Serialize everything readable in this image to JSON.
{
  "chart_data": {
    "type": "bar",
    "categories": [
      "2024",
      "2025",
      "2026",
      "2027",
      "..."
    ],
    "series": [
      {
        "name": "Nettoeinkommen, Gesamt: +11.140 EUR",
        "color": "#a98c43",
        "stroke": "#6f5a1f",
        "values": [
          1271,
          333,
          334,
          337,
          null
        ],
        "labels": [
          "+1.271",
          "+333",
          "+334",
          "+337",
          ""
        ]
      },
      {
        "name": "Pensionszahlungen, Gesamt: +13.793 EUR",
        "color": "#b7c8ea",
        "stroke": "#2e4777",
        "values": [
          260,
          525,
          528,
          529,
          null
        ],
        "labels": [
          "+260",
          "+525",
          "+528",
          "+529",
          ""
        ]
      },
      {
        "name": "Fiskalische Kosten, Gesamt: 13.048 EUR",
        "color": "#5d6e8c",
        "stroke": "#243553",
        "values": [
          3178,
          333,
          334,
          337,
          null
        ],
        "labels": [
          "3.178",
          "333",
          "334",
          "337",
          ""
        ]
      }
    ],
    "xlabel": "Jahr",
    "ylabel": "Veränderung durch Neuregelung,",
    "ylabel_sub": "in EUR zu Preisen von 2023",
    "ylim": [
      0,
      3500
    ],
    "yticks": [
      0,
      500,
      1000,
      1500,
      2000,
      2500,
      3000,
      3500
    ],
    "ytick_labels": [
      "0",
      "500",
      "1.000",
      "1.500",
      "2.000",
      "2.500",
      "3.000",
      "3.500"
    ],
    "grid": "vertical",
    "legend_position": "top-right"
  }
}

---

* What you are asked to do
Write the material out exactly, with nothing left out.

* Solution to the exercise
Serialize everything readable in this image to JSON.
{
  "chart_data": {
    "type": "bar",
    "categories": [
      "2024",
      "2025",
      "2026",
      "2027",
      "..."
    ],
    "series": [
      {
        "name": "Nettoeinkommen, Gesamt: +11.140 EUR",
        "color": "#a98c43",
        "stroke": "#6f5a1f",
        "values": [
          1271,
          333,
          334,
          337,
          null
        ],
        "labels": [
          "+1.271",
          "+333",
          "+334",
          "+337",
          ""
        ]
      },
      {
        "name": "Pensionszahlungen, Gesamt: +13.793 EUR",
        "color": "#b7c8ea",
        "stroke": "#2e4777",
        "values": [
          260,
          525,
          528,
          529,
          null
        ],
        "labels": [
          "+260",
          "+525",
          "+528",
          "+529",
          ""
        ]
      },
      {
        "name": "Fiskalische Kosten, Gesamt: 13.048 EUR",
        "color": "#5d6e8c",
        "stroke": "#243553",
        "values": [
          3178,
          333,
          334,
          337,
          null
        ],
        "labels": [
          "3.178",
          "333",
          "334",
          "337",
          ""
        ]
      }
    ],
    "xlabel": "Jahr",
    "ylabel": "Veränderung durch Neuregelung,",
    "ylabel_sub": "in EUR zu Preisen von 2023",
    "ylim": [
      0,
      3500
    ],
    "yticks": [
      0,
      500,
      1000,
      1500,
      2000,
      2500,
      3000,
      3500
    ],
    "ytick_labels": [
      "0",
      "500",
      "1.000",
      "1.500",
      "2.000",
      "2.500",
      "3.000",
      "3.500"
    ],
    "grid": "vertical",
    "legend_position": "top-right"
  }
}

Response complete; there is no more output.